Problem description => Print every record below exactly as written.

Provided entries =>
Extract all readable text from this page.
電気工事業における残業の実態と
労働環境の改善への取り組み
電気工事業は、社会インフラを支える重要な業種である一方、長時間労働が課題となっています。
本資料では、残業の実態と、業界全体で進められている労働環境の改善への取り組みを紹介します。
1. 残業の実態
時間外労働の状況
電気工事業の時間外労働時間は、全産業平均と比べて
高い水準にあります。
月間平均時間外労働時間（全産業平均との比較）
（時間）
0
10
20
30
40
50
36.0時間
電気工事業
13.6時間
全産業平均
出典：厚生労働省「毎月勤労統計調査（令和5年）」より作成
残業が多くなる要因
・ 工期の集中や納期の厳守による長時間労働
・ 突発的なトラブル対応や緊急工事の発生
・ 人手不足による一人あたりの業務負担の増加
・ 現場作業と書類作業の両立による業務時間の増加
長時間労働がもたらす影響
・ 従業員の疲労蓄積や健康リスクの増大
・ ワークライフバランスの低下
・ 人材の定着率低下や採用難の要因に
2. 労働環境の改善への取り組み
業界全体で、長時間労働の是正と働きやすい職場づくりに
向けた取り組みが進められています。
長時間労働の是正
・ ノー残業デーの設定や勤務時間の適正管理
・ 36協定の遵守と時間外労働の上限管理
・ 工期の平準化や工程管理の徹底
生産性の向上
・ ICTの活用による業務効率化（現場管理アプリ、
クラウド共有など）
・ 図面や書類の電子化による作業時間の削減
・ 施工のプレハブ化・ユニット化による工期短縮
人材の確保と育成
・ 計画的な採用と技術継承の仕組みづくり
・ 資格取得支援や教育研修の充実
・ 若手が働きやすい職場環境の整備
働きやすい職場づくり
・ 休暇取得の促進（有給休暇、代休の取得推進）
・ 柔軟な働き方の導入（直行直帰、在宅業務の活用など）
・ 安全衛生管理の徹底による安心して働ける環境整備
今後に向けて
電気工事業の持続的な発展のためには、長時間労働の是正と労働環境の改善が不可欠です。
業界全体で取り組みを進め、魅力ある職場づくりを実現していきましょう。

Task result =>
Extract all readable text from this page.
電気工事業における残業の実態と
労働環境の改善への取り組み
電気工事業は、社会インフラを支える重要な業種である一方、長時間労働が課題となっています。
本資料では、残業の実態と、業界全体で進められている労働環境の改善への取り組みを紹介します。
1. 残業の実態
時間外労働の状況
電気工事業の時間外労働時間は、全産業平均と比べて
高い水準にあります。
月間平均時間外労働時間（全産業平均との比較）
（時間）
0
10
20
30
40
50
36.0時間
電気工事業
13.6時間
全産業平均
出典：厚生労働省「毎月勤労統計調査（令和5年）」より作成
残業が多くなる要因
・ 工期の集中や納期の厳守による長時間労働
・ 突発的なトラブル対応や緊急工事の発生
・ 人手不足による一人あたりの業務負担の増加
・ 現場作業と書類作業の両立による業務時間の増加
長時間労働がもたらす影響
・ 従業員の疲労蓄積や健康リスクの増大
・ ワークライフバランスの低下
・ 人材の定着率低下や採用難の要因に
2. 労働環境の改善への取り組み
業界全体で、長時間労働の是正と働きやすい職場づくりに
向けた取り組みが進められています。
長時間労働の是正
・ ノー残業デーの設定や勤務時間の適正管理
・ 36協定の遵守と時間外労働の上限管理
・ 工期の平準化や工程管理の徹底
生産性の向上
・ ICTの活用による業務効率化（現場管理アプリ、
クラウド共有など）
・ 図面や書類の電子化による作業時間の削減
・ 施工のプレハブ化・ユニット化による工期短縮
人材の確保と育成
・ 計画的な採用と技術継承の仕組みづくり
・ 資格取得支援や教育研修の充実
・ 若手が働きやすい職場環境の整備
働きやすい職場づくり
・ 休暇取得の促進（有給休暇、代休の取得推進）
・ 柔軟な働き方の導入（直行直帰、在宅業務の活用など）
・ 安全衛生管理の徹底による安心して働ける環境整備
今後に向けて
電気工事業の持続的な発展のためには、長時間労働の是正と労働環境の改善が不可欠です。
業界全体で取り組みを進め、魅力ある職場づくりを実現していきましょう。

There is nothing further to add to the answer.